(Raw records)
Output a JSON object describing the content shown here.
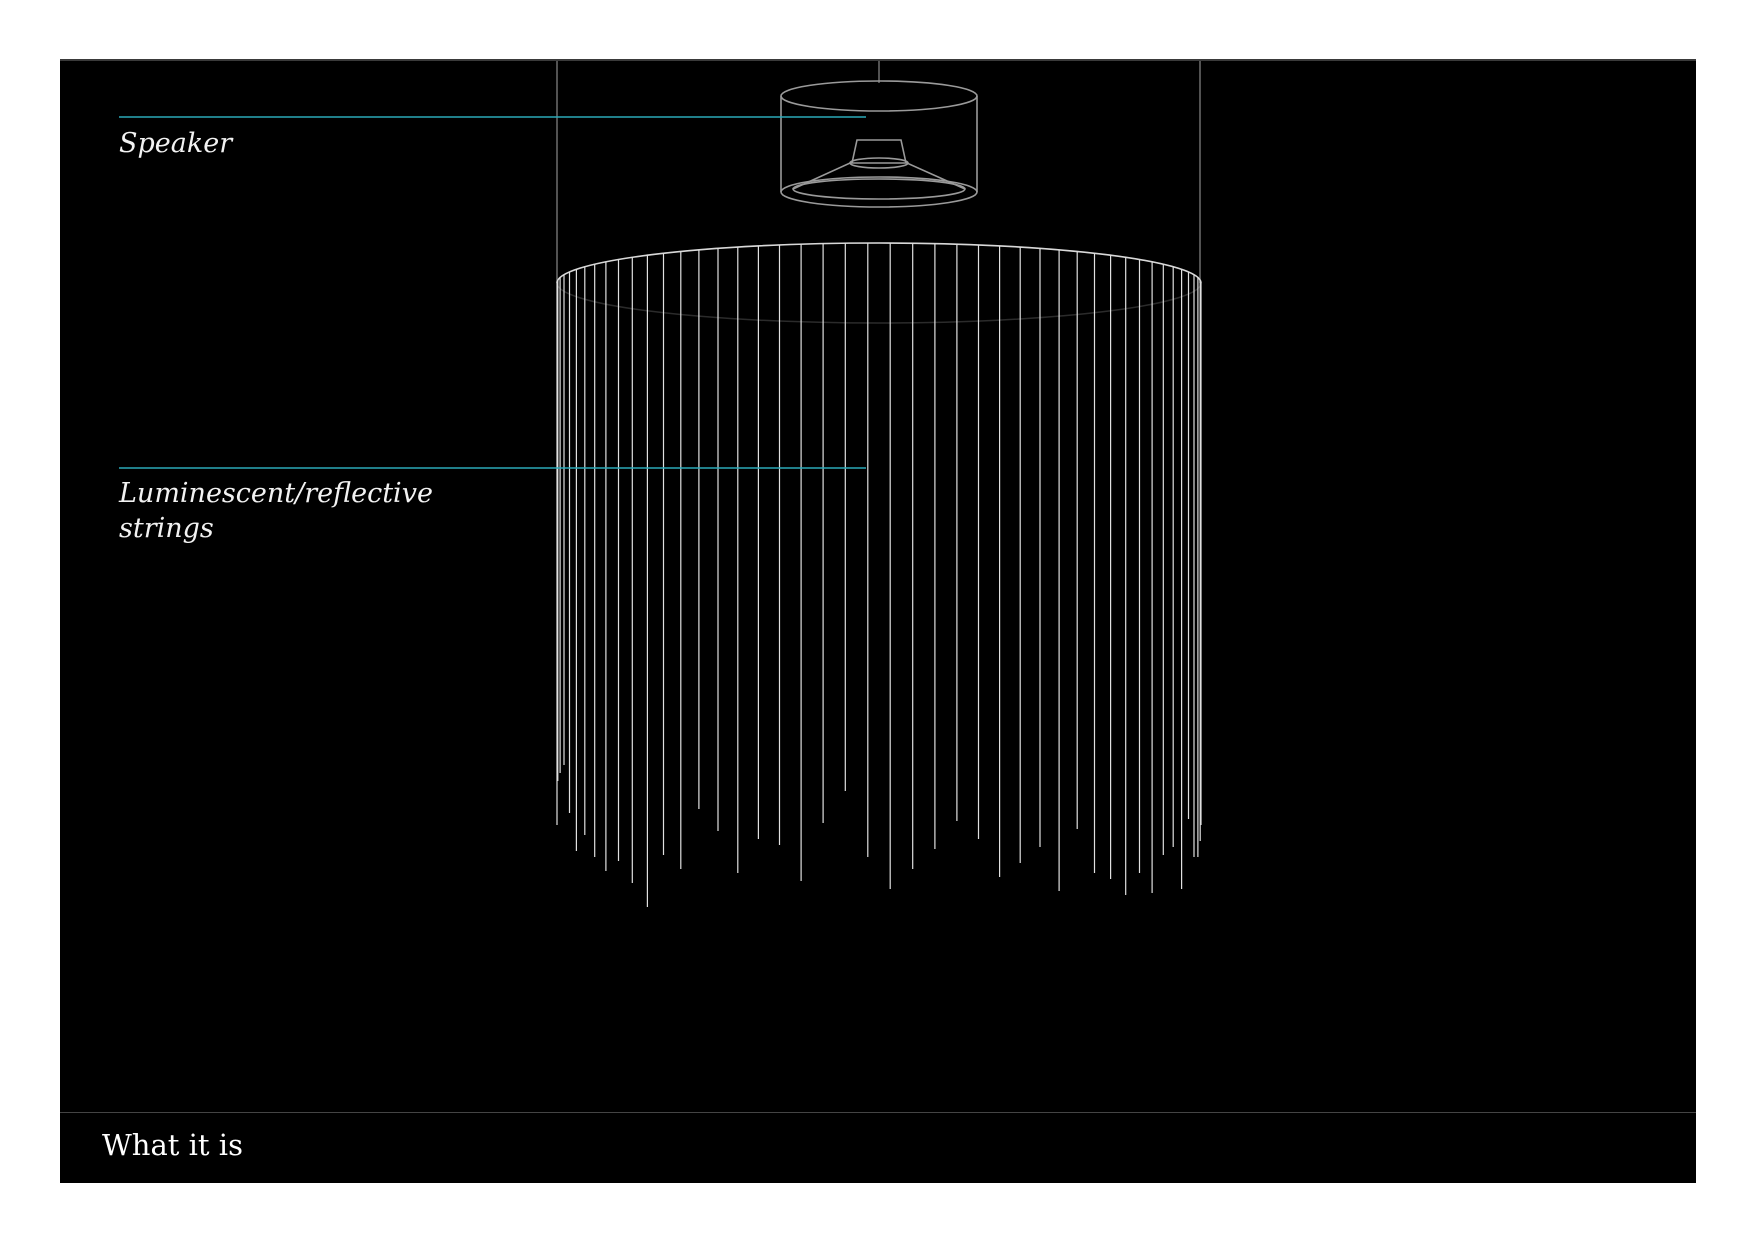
{
  "colors": {
    "background": "#000000",
    "page": "#ffffff",
    "leader_line": "#2aa9b8",
    "wireframe": "#9a9a9a",
    "strings": "#e0e0e0",
    "text": "#f2f2f2"
  },
  "labels": {
    "speaker": "Speaker",
    "strings": "Luminescent/reflective\nstrings"
  },
  "footer": {
    "title": "What it is"
  }
}
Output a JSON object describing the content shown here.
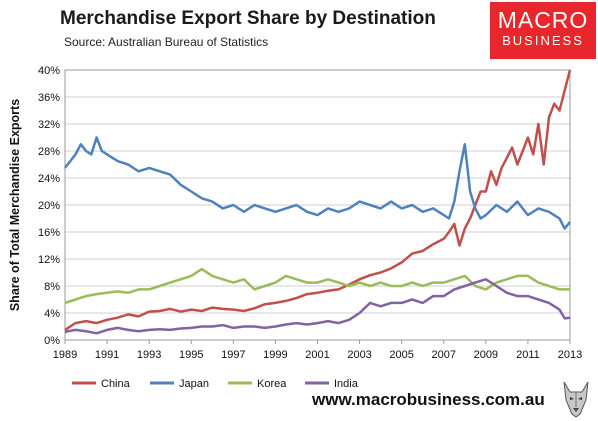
{
  "header": {
    "title": "Merchandise Export Share by Destination",
    "source": "Source:  Australian Bureau of Statistics"
  },
  "logo": {
    "line1": "MACRO",
    "line2": "BUSINESS",
    "bg_color": "#e8262c"
  },
  "footer": {
    "website": "www.macrobusiness.com.au",
    "icon": "wolf-head-icon"
  },
  "chart_data": {
    "type": "line",
    "ylabel": "Share of Total Merchandise Exports",
    "xlabel": "",
    "xlim": [
      1989,
      2013
    ],
    "ylim": [
      0,
      40
    ],
    "y_ticks": [
      "0%",
      "4%",
      "8%",
      "12%",
      "16%",
      "20%",
      "24%",
      "28%",
      "32%",
      "36%",
      "40%"
    ],
    "x_ticks": [
      "1989",
      "1991",
      "1993",
      "1995",
      "1997",
      "1999",
      "2001",
      "2003",
      "2005",
      "2007",
      "2009",
      "2011",
      "2013"
    ],
    "grid": true,
    "legend_position": "bottom-left",
    "series": [
      {
        "name": "China",
        "color": "#c0504d",
        "x": [
          1989,
          1989.5,
          1990,
          1990.5,
          1991,
          1991.5,
          1992,
          1992.5,
          1993,
          1993.5,
          1994,
          1994.5,
          1995,
          1995.5,
          1996,
          1996.5,
          1997,
          1997.5,
          1998,
          1998.5,
          1999,
          1999.5,
          2000,
          2000.5,
          2001,
          2001.5,
          2002,
          2002.5,
          2003,
          2003.5,
          2004,
          2004.5,
          2005,
          2005.5,
          2006,
          2006.5,
          2007,
          2007.25,
          2007.5,
          2007.75,
          2008,
          2008.25,
          2008.5,
          2008.75,
          2009,
          2009.25,
          2009.5,
          2009.75,
          2010,
          2010.25,
          2010.5,
          2010.75,
          2011,
          2011.25,
          2011.5,
          2011.75,
          2012,
          2012.25,
          2012.5,
          2012.75,
          2013
        ],
        "y": [
          1.5,
          2.5,
          2.8,
          2.5,
          3.0,
          3.3,
          3.8,
          3.5,
          4.2,
          4.3,
          4.6,
          4.2,
          4.5,
          4.3,
          4.8,
          4.6,
          4.5,
          4.3,
          4.7,
          5.3,
          5.5,
          5.8,
          6.2,
          6.8,
          7.0,
          7.3,
          7.5,
          8.2,
          9.0,
          9.6,
          10.0,
          10.6,
          11.5,
          12.8,
          13.2,
          14.2,
          15.0,
          16.0,
          17.2,
          14.0,
          16.5,
          18.0,
          20.0,
          22.0,
          22.0,
          25.0,
          23.0,
          25.5,
          27.0,
          28.5,
          26.0,
          28.0,
          30.0,
          27.5,
          32.0,
          26.0,
          33.0,
          35.0,
          34.0,
          37.0,
          40.0
        ]
      },
      {
        "name": "Japan",
        "color": "#4f81bd",
        "x": [
          1989,
          1989.25,
          1989.5,
          1989.75,
          1990,
          1990.25,
          1990.5,
          1990.75,
          1991,
          1991.5,
          1992,
          1992.5,
          1993,
          1993.5,
          1994,
          1994.5,
          1995,
          1995.5,
          1996,
          1996.5,
          1997,
          1997.5,
          1998,
          1998.5,
          1999,
          1999.5,
          2000,
          2000.5,
          2001,
          2001.5,
          2002,
          2002.5,
          2003,
          2003.5,
          2004,
          2004.5,
          2005,
          2005.5,
          2006,
          2006.5,
          2007,
          2007.25,
          2007.5,
          2007.75,
          2008,
          2008.25,
          2008.5,
          2008.75,
          2009,
          2009.5,
          2010,
          2010.5,
          2011,
          2011.5,
          2012,
          2012.5,
          2012.75,
          2013
        ],
        "y": [
          25.5,
          26.5,
          27.5,
          29.0,
          28.0,
          27.5,
          30.0,
          28.0,
          27.5,
          26.5,
          26.0,
          25.0,
          25.5,
          25.0,
          24.5,
          23.0,
          22.0,
          21.0,
          20.5,
          19.5,
          20.0,
          19.0,
          20.0,
          19.5,
          19.0,
          19.5,
          20.0,
          19.0,
          18.5,
          19.5,
          19.0,
          19.5,
          20.5,
          20.0,
          19.5,
          20.5,
          19.5,
          20.0,
          19.0,
          19.5,
          18.5,
          18.0,
          20.5,
          25.0,
          29.0,
          22.0,
          19.5,
          18.0,
          18.5,
          20.0,
          19.0,
          20.5,
          18.5,
          19.5,
          19.0,
          18.0,
          16.5,
          17.5
        ]
      },
      {
        "name": "Korea",
        "color": "#9bbb59",
        "x": [
          1989,
          1989.5,
          1990,
          1990.5,
          1991,
          1991.5,
          1992,
          1992.5,
          1993,
          1993.5,
          1994,
          1994.5,
          1995,
          1995.5,
          1996,
          1996.5,
          1997,
          1997.5,
          1998,
          1998.5,
          1999,
          1999.5,
          2000,
          2000.5,
          2001,
          2001.5,
          2002,
          2002.5,
          2003,
          2003.5,
          2004,
          2004.5,
          2005,
          2005.5,
          2006,
          2006.5,
          2007,
          2007.5,
          2008,
          2008.5,
          2009,
          2009.5,
          2010,
          2010.5,
          2011,
          2011.5,
          2012,
          2012.5,
          2013
        ],
        "y": [
          5.5,
          6.0,
          6.5,
          6.8,
          7.0,
          7.2,
          7.0,
          7.5,
          7.5,
          8.0,
          8.5,
          9.0,
          9.5,
          10.5,
          9.5,
          9.0,
          8.5,
          9.0,
          7.5,
          8.0,
          8.5,
          9.5,
          9.0,
          8.5,
          8.5,
          9.0,
          8.5,
          8.0,
          8.5,
          8.0,
          8.5,
          8.0,
          8.0,
          8.5,
          8.0,
          8.5,
          8.5,
          9.0,
          9.5,
          8.0,
          7.5,
          8.5,
          9.0,
          9.5,
          9.5,
          8.5,
          8.0,
          7.5,
          7.5
        ]
      },
      {
        "name": "India",
        "color": "#8064a2",
        "x": [
          1989,
          1989.5,
          1990,
          1990.5,
          1991,
          1991.5,
          1992,
          1992.5,
          1993,
          1993.5,
          1994,
          1994.5,
          1995,
          1995.5,
          1996,
          1996.5,
          1997,
          1997.5,
          1998,
          1998.5,
          1999,
          1999.5,
          2000,
          2000.5,
          2001,
          2001.5,
          2002,
          2002.5,
          2003,
          2003.5,
          2004,
          2004.5,
          2005,
          2005.5,
          2006,
          2006.5,
          2007,
          2007.5,
          2008,
          2008.5,
          2009,
          2009.5,
          2010,
          2010.5,
          2011,
          2011.5,
          2012,
          2012.5,
          2012.75,
          2013
        ],
        "y": [
          1.2,
          1.5,
          1.3,
          1.0,
          1.5,
          1.8,
          1.5,
          1.3,
          1.5,
          1.6,
          1.5,
          1.7,
          1.8,
          2.0,
          2.0,
          2.2,
          1.8,
          2.0,
          2.0,
          1.8,
          2.0,
          2.3,
          2.5,
          2.3,
          2.5,
          2.8,
          2.5,
          3.0,
          4.0,
          5.5,
          5.0,
          5.5,
          5.5,
          6.0,
          5.5,
          6.5,
          6.5,
          7.5,
          8.0,
          8.5,
          9.0,
          8.0,
          7.0,
          6.5,
          6.5,
          6.0,
          5.5,
          4.5,
          3.2,
          3.3
        ]
      }
    ]
  }
}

- Work required
Count the lines in which the string "Share" appears, then report only that figure.

- Result below
2